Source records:
########

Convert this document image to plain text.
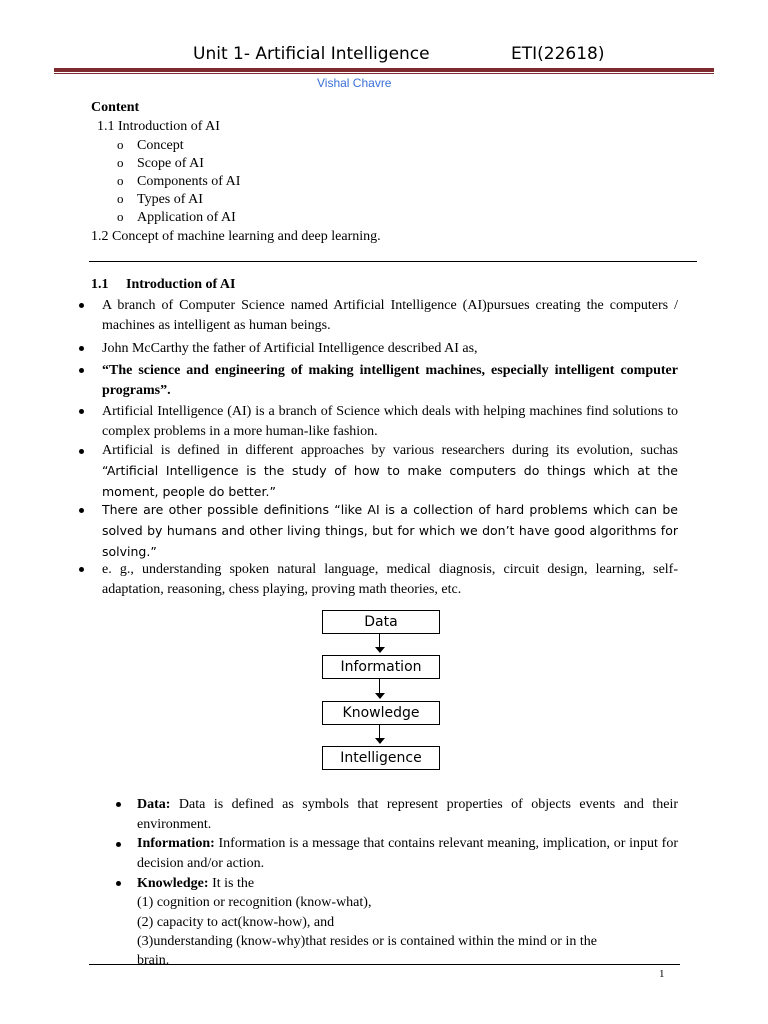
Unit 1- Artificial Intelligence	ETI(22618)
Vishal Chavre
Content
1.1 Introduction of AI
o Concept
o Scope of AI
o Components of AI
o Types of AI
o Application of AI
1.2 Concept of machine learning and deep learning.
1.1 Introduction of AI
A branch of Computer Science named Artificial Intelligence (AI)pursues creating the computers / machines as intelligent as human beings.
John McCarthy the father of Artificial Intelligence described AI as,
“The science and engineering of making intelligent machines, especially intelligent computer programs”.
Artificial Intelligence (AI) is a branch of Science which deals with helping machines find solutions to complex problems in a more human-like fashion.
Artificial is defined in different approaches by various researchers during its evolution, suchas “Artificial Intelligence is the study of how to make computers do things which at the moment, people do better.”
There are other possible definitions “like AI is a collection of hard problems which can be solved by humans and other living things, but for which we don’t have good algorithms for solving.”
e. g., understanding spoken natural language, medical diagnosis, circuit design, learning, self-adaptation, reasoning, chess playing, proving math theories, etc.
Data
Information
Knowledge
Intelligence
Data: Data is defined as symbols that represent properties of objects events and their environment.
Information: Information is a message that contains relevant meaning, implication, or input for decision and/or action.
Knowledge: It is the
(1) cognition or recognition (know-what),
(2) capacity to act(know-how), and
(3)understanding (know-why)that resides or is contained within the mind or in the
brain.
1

########

Using the listing above, work out how many of its lines include "Information", and give only the result.

2